**TASK DATA**
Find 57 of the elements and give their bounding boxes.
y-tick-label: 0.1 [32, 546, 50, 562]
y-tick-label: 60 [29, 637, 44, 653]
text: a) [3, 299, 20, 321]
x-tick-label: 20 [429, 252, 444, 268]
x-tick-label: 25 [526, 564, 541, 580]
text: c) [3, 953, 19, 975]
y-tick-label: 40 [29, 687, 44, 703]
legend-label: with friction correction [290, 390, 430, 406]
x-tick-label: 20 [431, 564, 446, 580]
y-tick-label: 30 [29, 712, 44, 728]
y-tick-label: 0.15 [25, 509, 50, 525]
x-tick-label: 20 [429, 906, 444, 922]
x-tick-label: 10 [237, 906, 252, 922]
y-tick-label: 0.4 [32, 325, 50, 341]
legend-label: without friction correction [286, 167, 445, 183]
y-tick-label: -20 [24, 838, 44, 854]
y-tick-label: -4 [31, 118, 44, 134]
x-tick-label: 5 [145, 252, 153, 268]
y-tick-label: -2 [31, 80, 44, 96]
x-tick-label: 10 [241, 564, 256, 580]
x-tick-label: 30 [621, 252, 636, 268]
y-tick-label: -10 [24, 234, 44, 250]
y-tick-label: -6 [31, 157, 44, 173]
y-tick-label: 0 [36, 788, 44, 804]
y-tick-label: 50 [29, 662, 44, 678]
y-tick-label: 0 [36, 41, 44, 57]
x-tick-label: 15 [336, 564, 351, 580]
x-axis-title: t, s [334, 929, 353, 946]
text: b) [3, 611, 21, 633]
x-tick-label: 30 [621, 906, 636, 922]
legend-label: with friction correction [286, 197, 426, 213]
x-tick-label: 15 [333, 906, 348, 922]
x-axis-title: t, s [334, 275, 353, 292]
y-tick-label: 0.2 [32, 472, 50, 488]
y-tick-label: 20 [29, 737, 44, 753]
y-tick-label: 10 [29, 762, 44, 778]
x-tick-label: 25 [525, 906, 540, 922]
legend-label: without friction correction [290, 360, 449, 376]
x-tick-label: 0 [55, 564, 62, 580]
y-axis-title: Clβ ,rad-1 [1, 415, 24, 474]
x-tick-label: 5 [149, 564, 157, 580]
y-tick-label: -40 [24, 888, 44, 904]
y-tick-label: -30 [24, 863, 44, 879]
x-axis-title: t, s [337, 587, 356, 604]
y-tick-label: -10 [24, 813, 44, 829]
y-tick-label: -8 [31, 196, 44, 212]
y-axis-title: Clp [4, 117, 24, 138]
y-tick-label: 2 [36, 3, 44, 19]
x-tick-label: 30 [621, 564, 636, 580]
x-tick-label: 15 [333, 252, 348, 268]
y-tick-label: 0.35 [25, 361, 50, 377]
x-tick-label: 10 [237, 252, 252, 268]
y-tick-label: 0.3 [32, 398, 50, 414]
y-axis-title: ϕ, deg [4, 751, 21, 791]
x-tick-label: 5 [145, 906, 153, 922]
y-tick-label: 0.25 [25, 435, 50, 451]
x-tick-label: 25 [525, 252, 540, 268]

**EXERCISE DESCRIPTION**
Write out all of the data above again, line for line, without changing anything.

**OUTPUT OF THE TASK**
Find 57 of the elements and give their bounding boxes.
y-tick-label: 0.1 [32, 546, 50, 562]
y-tick-label: 60 [29, 637, 44, 653]
text: a) [3, 299, 20, 321]
x-tick-label: 20 [429, 252, 444, 268]
x-tick-label: 25 [526, 564, 541, 580]
text: c) [3, 953, 19, 975]
y-tick-label: 40 [29, 687, 44, 703]
legend-label: with friction correction [290, 390, 430, 406]
x-tick-label: 20 [431, 564, 446, 580]
y-tick-label: 30 [29, 712, 44, 728]
y-tick-label: 0.15 [25, 509, 50, 525]
x-tick-label: 20 [429, 906, 444, 922]
x-tick-label: 10 [237, 906, 252, 922]
y-tick-label: 0.4 [32, 325, 50, 341]
legend-label: without friction correction [286, 167, 445, 183]
y-tick-label: -20 [24, 838, 44, 854]
y-tick-label: -4 [31, 118, 44, 134]
x-tick-label: 5 [145, 252, 153, 268]
y-tick-label: -2 [31, 80, 44, 96]
x-tick-label: 10 [241, 564, 256, 580]
x-tick-label: 30 [621, 252, 636, 268]
y-tick-label: -10 [24, 234, 44, 250]
y-tick-label: -6 [31, 157, 44, 173]
y-tick-label: 0 [36, 788, 44, 804]
y-tick-label: 50 [29, 662, 44, 678]
y-tick-label: 0 [36, 41, 44, 57]
x-tick-label: 15 [336, 564, 351, 580]
x-axis-title: t, s [334, 929, 353, 946]
text: b) [3, 611, 21, 633]
x-tick-label: 30 [621, 906, 636, 922]
legend-label: with friction correction [286, 197, 426, 213]
x-tick-label: 15 [333, 906, 348, 922]
x-axis-title: t, s [334, 275, 353, 292]
y-tick-label: 0.2 [32, 472, 50, 488]
y-tick-label: 20 [29, 737, 44, 753]
y-tick-label: 10 [29, 762, 44, 778]
x-tick-label: 25 [525, 906, 540, 922]
legend-label: without friction correction [290, 360, 449, 376]
x-tick-label: 0 [55, 564, 62, 580]
y-axis-title: Clβ ,rad-1 [1, 415, 24, 474]
x-tick-label: 5 [149, 564, 157, 580]
y-tick-label: -40 [24, 888, 44, 904]
y-tick-label: -30 [24, 863, 44, 879]
x-axis-title: t, s [337, 587, 356, 604]
y-tick-label: -10 [24, 813, 44, 829]
y-tick-label: -8 [31, 196, 44, 212]
y-axis-title: Clp [4, 117, 24, 138]
y-tick-label: 2 [36, 3, 44, 19]
x-tick-label: 30 [621, 564, 636, 580]
x-tick-label: 15 [333, 252, 348, 268]
y-tick-label: 0.35 [25, 361, 50, 377]
x-tick-label: 10 [237, 252, 252, 268]
y-tick-label: 0.3 [32, 398, 50, 414]
y-axis-title: ϕ, deg [4, 751, 21, 791]
x-tick-label: 5 [145, 906, 153, 922]
y-tick-label: 0.25 [25, 435, 50, 451]
x-tick-label: 25 [525, 252, 540, 268]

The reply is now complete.